Recorded data
..........
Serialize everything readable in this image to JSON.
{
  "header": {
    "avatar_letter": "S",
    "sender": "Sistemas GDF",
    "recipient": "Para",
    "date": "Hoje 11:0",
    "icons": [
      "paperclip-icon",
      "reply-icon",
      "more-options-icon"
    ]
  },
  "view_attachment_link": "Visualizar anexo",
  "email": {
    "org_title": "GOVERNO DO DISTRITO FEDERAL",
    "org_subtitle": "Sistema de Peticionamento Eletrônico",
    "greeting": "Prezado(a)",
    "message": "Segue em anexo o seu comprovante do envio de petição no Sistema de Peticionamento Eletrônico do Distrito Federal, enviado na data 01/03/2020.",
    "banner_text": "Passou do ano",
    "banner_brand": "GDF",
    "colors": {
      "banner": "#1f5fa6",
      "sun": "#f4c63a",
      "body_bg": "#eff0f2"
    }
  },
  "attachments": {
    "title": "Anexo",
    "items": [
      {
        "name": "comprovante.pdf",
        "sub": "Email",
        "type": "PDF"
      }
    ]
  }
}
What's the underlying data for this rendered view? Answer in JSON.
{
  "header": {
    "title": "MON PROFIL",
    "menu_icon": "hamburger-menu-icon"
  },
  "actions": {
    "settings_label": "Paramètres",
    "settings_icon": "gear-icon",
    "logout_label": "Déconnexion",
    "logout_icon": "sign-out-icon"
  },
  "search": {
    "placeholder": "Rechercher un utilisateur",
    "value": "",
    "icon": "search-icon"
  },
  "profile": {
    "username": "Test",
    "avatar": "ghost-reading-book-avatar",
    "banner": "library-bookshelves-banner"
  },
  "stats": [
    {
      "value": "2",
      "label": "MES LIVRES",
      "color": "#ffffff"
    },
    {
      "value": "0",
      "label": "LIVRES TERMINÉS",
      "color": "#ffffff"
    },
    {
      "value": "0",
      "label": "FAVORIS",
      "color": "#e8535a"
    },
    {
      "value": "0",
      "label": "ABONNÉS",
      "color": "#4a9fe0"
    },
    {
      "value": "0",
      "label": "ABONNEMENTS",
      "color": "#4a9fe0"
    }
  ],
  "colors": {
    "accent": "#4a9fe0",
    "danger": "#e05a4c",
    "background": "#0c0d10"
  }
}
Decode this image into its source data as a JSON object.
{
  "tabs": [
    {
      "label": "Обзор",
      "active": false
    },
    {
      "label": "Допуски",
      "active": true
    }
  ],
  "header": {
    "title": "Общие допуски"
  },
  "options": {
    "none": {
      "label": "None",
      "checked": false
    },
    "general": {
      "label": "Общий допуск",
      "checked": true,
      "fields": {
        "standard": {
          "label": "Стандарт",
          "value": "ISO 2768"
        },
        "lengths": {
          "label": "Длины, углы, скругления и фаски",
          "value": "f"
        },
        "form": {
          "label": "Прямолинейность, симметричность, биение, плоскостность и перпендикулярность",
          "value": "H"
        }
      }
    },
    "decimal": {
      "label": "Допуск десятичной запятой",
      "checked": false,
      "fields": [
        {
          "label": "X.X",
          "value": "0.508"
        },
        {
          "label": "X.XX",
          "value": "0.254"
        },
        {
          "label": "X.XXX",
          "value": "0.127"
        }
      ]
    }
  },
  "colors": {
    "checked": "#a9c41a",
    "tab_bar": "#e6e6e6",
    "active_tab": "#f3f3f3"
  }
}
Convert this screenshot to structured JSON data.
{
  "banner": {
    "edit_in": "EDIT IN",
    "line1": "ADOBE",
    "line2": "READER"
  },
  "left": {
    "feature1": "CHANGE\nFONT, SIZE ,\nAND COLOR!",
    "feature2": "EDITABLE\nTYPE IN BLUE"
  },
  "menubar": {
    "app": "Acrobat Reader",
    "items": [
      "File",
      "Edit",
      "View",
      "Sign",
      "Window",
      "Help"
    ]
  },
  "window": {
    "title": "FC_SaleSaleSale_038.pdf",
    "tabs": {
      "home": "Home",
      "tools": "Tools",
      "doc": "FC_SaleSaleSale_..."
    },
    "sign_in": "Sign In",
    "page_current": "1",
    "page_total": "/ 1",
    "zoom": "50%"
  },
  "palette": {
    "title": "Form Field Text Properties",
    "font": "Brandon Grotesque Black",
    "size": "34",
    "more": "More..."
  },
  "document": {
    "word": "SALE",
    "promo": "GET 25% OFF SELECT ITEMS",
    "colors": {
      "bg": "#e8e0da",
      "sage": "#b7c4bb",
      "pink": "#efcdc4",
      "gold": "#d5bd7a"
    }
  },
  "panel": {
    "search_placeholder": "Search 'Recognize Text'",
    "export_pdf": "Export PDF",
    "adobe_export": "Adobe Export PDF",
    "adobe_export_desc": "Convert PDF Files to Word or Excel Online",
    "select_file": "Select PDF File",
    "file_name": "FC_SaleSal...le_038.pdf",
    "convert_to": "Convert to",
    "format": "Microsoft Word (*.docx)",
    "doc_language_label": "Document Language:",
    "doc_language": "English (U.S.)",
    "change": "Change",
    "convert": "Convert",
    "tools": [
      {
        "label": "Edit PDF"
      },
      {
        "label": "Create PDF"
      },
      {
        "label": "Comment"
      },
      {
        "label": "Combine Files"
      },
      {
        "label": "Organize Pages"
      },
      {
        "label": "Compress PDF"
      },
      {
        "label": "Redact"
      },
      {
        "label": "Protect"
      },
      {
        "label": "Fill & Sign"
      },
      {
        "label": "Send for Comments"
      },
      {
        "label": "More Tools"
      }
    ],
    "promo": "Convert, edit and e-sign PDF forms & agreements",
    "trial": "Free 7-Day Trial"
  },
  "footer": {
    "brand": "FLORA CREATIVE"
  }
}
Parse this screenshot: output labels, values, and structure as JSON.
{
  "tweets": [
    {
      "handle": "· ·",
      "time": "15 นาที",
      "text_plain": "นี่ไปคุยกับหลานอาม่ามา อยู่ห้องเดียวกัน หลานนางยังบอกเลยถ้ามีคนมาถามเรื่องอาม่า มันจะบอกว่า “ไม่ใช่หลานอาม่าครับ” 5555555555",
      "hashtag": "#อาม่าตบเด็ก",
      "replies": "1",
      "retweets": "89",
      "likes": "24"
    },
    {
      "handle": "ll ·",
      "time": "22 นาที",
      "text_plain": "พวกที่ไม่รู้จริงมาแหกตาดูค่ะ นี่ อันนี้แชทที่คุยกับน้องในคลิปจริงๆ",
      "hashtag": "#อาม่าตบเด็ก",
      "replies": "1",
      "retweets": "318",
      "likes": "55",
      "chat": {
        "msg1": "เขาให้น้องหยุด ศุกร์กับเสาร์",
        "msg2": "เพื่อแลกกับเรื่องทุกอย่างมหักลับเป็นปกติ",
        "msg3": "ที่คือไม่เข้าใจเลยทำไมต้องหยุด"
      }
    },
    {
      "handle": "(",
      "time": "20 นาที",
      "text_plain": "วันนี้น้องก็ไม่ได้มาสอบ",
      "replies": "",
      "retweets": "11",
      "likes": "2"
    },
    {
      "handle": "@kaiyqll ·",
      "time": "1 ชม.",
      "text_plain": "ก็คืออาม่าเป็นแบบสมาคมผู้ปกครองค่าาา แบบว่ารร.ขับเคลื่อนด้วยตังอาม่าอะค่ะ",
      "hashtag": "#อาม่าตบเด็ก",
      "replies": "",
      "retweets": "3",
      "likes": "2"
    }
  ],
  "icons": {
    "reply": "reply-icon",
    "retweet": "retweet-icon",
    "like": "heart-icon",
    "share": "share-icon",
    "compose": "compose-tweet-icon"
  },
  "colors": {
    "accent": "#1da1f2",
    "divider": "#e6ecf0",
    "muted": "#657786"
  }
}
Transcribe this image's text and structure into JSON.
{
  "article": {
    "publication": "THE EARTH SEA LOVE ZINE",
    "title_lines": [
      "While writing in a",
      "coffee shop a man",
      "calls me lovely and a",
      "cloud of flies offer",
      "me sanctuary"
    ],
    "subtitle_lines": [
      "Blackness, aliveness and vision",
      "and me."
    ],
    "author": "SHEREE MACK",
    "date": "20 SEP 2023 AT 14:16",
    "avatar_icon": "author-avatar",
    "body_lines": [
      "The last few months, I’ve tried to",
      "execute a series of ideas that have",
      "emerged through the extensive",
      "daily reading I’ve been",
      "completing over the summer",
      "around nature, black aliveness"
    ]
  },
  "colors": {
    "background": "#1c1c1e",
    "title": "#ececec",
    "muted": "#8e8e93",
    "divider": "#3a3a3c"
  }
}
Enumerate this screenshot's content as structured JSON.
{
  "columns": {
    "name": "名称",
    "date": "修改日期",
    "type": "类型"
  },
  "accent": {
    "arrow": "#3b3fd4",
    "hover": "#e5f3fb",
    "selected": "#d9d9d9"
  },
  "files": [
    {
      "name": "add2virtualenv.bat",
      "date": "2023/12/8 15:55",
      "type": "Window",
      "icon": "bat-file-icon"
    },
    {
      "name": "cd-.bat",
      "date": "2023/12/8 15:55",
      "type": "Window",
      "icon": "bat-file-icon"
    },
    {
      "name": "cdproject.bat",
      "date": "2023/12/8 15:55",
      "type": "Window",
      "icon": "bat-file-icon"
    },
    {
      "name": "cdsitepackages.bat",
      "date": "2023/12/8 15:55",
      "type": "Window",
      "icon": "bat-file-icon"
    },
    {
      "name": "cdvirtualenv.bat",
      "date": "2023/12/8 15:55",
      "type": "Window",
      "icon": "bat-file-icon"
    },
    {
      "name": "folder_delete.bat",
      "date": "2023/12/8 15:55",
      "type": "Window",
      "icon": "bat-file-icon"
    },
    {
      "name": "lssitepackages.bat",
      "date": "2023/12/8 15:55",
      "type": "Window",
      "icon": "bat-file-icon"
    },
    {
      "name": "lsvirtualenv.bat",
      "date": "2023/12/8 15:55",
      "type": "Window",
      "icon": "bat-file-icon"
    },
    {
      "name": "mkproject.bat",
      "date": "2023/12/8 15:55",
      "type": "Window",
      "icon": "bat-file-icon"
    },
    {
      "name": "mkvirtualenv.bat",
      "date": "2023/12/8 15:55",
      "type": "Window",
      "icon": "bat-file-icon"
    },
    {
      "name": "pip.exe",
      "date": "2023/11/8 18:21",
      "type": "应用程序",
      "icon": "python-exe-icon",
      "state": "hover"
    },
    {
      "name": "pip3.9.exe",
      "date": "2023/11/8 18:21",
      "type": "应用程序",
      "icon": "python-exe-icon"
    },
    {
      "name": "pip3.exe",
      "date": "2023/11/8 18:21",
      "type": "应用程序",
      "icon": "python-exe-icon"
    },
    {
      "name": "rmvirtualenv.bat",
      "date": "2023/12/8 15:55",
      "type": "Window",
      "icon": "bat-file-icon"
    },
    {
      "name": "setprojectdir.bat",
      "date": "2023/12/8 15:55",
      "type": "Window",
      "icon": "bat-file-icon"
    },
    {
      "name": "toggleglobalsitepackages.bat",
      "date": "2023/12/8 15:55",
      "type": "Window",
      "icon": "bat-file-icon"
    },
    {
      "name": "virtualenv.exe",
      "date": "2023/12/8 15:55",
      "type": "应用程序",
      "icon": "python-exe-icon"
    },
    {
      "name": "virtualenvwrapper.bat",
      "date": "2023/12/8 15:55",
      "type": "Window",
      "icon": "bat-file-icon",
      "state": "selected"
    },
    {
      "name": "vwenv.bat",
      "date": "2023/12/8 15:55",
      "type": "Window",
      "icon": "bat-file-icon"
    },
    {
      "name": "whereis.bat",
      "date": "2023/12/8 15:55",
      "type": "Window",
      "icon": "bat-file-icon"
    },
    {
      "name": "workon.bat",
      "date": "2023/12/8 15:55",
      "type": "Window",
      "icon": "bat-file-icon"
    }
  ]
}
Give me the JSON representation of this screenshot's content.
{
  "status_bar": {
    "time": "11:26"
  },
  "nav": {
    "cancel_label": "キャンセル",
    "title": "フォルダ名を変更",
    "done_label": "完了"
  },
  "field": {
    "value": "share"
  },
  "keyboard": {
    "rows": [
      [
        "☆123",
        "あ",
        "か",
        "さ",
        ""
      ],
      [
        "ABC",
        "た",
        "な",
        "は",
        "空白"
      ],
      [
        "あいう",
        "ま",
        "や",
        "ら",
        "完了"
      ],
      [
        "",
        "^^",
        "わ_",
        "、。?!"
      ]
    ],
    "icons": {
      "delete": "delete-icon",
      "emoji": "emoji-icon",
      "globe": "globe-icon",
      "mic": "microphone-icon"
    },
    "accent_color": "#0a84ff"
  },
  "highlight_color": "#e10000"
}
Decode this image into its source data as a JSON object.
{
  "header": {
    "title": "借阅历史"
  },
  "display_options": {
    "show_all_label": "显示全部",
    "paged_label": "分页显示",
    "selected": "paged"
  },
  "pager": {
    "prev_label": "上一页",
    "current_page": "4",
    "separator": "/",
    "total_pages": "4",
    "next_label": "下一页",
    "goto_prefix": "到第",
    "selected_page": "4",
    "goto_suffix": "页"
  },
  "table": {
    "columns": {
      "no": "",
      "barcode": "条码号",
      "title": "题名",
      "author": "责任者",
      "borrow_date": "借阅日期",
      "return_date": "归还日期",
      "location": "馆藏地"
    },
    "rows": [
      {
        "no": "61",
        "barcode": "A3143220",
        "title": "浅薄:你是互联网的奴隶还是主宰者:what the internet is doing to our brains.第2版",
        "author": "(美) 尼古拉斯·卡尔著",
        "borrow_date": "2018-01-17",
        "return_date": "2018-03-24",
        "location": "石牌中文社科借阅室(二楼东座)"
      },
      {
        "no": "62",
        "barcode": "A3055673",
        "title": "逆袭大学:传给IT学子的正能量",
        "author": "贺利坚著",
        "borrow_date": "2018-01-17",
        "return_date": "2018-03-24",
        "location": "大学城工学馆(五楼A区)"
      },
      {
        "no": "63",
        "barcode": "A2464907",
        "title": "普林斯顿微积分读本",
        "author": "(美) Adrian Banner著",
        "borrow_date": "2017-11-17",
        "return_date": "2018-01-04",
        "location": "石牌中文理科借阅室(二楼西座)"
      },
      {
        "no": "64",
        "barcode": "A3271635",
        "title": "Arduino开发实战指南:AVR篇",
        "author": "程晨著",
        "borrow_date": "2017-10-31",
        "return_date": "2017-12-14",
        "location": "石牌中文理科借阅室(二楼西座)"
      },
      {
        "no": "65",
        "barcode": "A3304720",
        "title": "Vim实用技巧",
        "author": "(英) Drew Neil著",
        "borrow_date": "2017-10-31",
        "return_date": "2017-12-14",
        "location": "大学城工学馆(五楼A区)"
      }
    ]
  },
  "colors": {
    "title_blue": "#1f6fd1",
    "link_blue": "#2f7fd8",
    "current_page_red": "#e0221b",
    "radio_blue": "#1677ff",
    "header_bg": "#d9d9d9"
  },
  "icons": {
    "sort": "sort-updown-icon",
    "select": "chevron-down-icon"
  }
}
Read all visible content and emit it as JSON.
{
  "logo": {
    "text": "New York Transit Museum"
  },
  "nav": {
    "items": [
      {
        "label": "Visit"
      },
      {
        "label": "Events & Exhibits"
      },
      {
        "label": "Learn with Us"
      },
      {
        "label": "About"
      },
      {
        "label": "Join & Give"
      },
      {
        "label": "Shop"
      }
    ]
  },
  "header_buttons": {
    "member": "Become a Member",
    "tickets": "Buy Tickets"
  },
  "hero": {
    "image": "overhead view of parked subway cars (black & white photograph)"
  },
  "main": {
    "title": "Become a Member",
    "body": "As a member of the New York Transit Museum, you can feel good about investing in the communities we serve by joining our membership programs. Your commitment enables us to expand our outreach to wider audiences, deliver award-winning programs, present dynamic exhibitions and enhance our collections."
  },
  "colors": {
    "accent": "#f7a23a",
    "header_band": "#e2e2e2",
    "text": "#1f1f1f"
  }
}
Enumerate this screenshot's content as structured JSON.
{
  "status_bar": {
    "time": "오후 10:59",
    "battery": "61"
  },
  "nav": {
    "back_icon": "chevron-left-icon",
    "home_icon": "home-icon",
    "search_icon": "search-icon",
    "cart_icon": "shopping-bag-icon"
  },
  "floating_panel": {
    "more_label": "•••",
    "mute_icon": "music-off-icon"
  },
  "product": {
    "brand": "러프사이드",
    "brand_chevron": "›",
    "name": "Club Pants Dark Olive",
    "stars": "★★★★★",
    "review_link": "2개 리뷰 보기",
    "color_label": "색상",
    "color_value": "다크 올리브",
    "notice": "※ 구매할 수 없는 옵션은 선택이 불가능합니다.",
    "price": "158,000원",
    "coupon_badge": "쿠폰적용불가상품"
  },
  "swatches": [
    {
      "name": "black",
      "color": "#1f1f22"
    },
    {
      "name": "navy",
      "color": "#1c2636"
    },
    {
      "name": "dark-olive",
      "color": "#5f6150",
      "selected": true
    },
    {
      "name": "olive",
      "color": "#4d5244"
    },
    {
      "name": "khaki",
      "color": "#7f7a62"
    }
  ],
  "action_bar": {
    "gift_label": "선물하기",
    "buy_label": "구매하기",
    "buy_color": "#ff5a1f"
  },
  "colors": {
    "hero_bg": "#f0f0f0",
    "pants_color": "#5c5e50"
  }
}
..........
- [What this task involves]:
Count the lines in the entries that hold the word "Peticionamento", and give nothing but the total.

- [Answer for the task]:
2